(WHAT THE TASK REQUIRES)
Starting at the line that holds "Output the text content of this document.", copy every line exactly through the end of the data, and no others.

Start of MATERIAL SUPPLIED

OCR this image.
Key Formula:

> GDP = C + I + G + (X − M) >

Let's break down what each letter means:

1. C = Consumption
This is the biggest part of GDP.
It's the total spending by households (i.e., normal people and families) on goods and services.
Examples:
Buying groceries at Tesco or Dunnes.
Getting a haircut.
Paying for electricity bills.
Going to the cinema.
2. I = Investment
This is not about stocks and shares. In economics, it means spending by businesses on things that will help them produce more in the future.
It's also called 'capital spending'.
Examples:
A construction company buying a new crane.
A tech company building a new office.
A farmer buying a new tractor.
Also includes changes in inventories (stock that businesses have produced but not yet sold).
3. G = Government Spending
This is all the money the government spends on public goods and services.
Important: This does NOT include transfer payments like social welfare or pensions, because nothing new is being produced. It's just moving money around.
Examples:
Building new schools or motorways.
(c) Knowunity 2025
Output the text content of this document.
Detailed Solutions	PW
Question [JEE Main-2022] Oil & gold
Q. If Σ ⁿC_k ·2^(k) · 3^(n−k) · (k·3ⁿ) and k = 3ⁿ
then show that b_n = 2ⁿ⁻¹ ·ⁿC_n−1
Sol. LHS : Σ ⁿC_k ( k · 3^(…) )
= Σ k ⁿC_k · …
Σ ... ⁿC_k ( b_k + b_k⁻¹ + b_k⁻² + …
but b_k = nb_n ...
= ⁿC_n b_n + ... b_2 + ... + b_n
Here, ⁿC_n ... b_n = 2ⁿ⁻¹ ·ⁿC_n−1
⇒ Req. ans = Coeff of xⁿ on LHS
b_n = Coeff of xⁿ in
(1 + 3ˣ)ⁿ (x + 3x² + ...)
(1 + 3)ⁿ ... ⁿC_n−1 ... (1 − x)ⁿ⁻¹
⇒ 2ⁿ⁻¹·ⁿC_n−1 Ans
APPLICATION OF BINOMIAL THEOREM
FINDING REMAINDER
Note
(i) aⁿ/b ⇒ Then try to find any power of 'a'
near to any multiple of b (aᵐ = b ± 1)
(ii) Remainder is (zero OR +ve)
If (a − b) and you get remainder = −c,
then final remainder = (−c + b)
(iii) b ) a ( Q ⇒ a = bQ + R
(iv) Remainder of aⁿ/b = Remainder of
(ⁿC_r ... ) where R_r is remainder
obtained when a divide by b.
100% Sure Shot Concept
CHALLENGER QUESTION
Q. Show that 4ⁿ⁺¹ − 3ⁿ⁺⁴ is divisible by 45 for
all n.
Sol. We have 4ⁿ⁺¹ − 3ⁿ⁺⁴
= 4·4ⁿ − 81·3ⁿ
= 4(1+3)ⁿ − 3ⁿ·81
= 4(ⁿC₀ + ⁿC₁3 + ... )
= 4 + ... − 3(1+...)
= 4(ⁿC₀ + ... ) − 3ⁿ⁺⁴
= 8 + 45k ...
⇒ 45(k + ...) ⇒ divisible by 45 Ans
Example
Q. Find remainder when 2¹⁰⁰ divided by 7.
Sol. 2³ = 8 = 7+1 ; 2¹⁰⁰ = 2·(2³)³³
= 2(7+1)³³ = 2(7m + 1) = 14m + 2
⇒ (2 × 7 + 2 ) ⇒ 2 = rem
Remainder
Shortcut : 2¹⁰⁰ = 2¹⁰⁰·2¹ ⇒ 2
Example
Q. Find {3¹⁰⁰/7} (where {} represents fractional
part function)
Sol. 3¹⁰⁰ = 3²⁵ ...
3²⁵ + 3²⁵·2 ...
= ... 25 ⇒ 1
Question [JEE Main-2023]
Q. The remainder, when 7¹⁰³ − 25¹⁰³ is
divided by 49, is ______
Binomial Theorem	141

End of MATERIAL SUPPLIED

(TASK RESPONSE)
Output the text content of this document.
Detailed Solutions	PW
Question [JEE Main-2022] Oil & gold
Q. If Σ ⁿC_k ·2^(k) · 3^(n−k) · (k·3ⁿ) and k = 3ⁿ
then show that b_n = 2ⁿ⁻¹ ·ⁿC_n−1
Sol. LHS : Σ ⁿC_k ( k · 3^(…) )
= Σ k ⁿC_k · …
Σ ... ⁿC_k ( b_k + b_k⁻¹ + b_k⁻² + …
but b_k = nb_n ...
= ⁿC_n b_n + ... b_2 + ... + b_n
Here, ⁿC_n ... b_n = 2ⁿ⁻¹ ·ⁿC_n−1
⇒ Req. ans = Coeff of xⁿ on LHS
b_n = Coeff of xⁿ in
(1 + 3ˣ)ⁿ (x + 3x² + ...)
(1 + 3)ⁿ ... ⁿC_n−1 ... (1 − x)ⁿ⁻¹
⇒ 2ⁿ⁻¹·ⁿC_n−1 Ans
APPLICATION OF BINOMIAL THEOREM
FINDING REMAINDER
Note
(i) aⁿ/b ⇒ Then try to find any power of 'a'
near to any multiple of b (aᵐ = b ± 1)
(ii) Remainder is (zero OR +ve)
If (a − b) and you get remainder = −c,
then final remainder = (−c + b)
(iii) b ) a ( Q ⇒ a = bQ + R
(iv) Remainder of aⁿ/b = Remainder of
(ⁿC_r ... ) where R_r is remainder
obtained when a divide by b.
100% Sure Shot Concept
CHALLENGER QUESTION
Q. Show that 4ⁿ⁺¹ − 3ⁿ⁺⁴ is divisible by 45 for
all n.
Sol. We have 4ⁿ⁺¹ − 3ⁿ⁺⁴
= 4·4ⁿ − 81·3ⁿ
= 4(1+3)ⁿ − 3ⁿ·81
= 4(ⁿC₀ + ⁿC₁3 + ... )
= 4 + ... − 3(1+...)
= 4(ⁿC₀ + ... ) − 3ⁿ⁺⁴
= 8 + 45k ...
⇒ 45(k + ...) ⇒ divisible by 45 Ans
Example
Q. Find remainder when 2¹⁰⁰ divided by 7.
Sol. 2³ = 8 = 7+1 ; 2¹⁰⁰ = 2·(2³)³³
= 2(7+1)³³ = 2(7m + 1) = 14m + 2
⇒ (2 × 7 + 2 ) ⇒ 2 = rem
Remainder
Shortcut : 2¹⁰⁰ = 2¹⁰⁰·2¹ ⇒ 2
Example
Q. Find {3¹⁰⁰/7} (where {} represents fractional
part function)
Sol. 3¹⁰⁰ = 3²⁵ ...
3²⁵ + 3²⁵·2 ...
= ... 25 ⇒ 1
Question [JEE Main-2023]
Q. The remainder, when 7¹⁰³ − 25¹⁰³ is
divided by 49, is ______
Binomial Theorem	141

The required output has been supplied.